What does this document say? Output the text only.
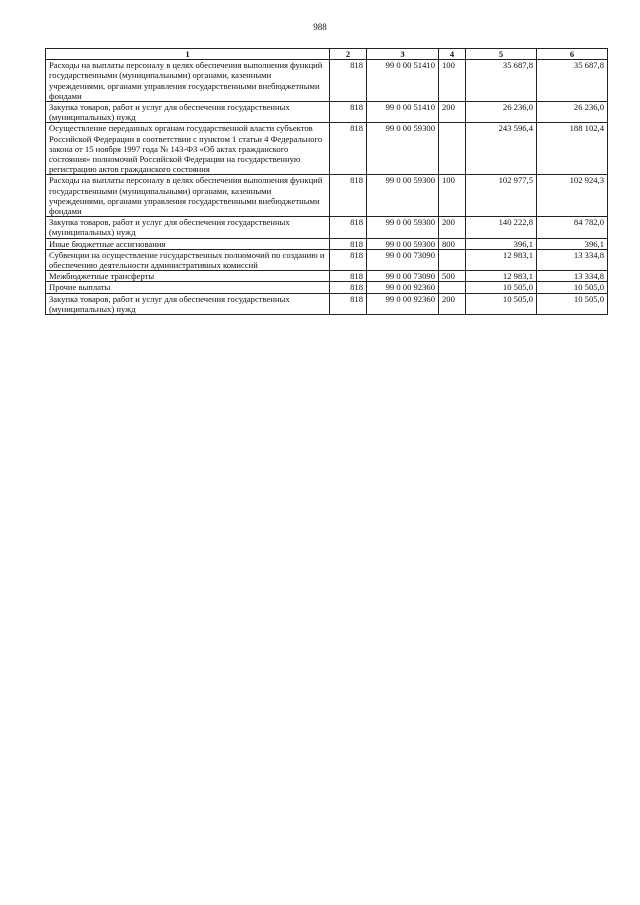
988
1	2	3	4	5	6
Расходы на выплаты персоналу в целях обеспечения выполнения функций государственными (муниципальными) органами, казенными учреждениями, органами управления государственными внебюджетными фондами	818	99 0 00 51410	100	35 687,8	35 687,8
Закупка товаров, работ и услуг для обеспечения государственных (муниципальных) нужд	818	99 0 00 51410	200	26 236,0	26 236,0
Осуществление переданных органам государственной власти субъектов Российской Федерации в соответствии с пунктом 1 статьи 4 Федерального закона от 15 ноября 1997 года № 143-ФЗ «Об актах гражданского состояния» полномочий Российской Федерации на государственную регистрацию актов гражданского состояния	818	99 0 00 59300		243 596,4	188 102,4
Расходы на выплаты персоналу в целях обеспечения выполнения функций государственными (муниципальными) органами, казенными учреждениями, органами управления государственными внебюджетными фондами	818	99 0 00 59300	100	102 977,5	102 924,3
Закупка товаров, работ и услуг для обеспечения государственных (муниципальных) нужд	818	99 0 00 59300	200	140 222,8	84 782,0
Иные бюджетные ассигнования	818	99 0 00 59300	800	396,1	396,1
Субвенции на осуществление государственных полномочий по созданию и обеспечению деятельности административных комиссий	818	99 0 00 73090		12 983,1	13 334,8
Межбюджетные трансферты	818	99 0 00 73090	500	12 983,1	13 334,8
Прочие выплаты	818	99 0 00 92360		10 505,0	10 505,0
Закупка товаров, работ и услуг для обеспечения государственных (муниципальных) нужд	818	99 0 00 92360	200	10 505,0	10 505,0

+---+

- [Exercise prompt]
Quote the preceding records in their entirety, excluding every picture.

- [Response to the task]
What does this document say? Output the text only.
988
1	2	3	4	5	6
Расходы на выплаты персоналу в целях обеспечения выполнения функций государственными (муниципальными) органами, казенными учреждениями, органами управления государственными внебюджетными фондами	818	99 0 00 51410	100	35 687,8	35 687,8
Закупка товаров, работ и услуг для обеспечения государственных (муниципальных) нужд	818	99 0 00 51410	200	26 236,0	26 236,0
Осуществление переданных органам государственной власти субъектов Российской Федерации в соответствии с пунктом 1 статьи 4 Федерального закона от 15 ноября 1997 года № 143-ФЗ «Об актах гражданского состояния» полномочий Российской Федерации на государственную регистрацию актов гражданского состояния	818	99 0 00 59300		243 596,4	188 102,4
Расходы на выплаты персоналу в целях обеспечения выполнения функций государственными (муниципальными) органами, казенными учреждениями, органами управления государственными внебюджетными фондами	818	99 0 00 59300	100	102 977,5	102 924,3
Закупка товаров, работ и услуг для обеспечения государственных (муниципальных) нужд	818	99 0 00 59300	200	140 222,8	84 782,0
Иные бюджетные ассигнования	818	99 0 00 59300	800	396,1	396,1
Субвенции на осуществление государственных полномочий по созданию и обеспечению деятельности административных комиссий	818	99 0 00 73090		12 983,1	13 334,8
Межбюджетные трансферты	818	99 0 00 73090	500	12 983,1	13 334,8
Прочие выплаты	818	99 0 00 92360		10 505,0	10 505,0
Закупка товаров, работ и услуг для обеспечения государственных (муниципальных) нужд	818	99 0 00 92360	200	10 505,0	10 505,0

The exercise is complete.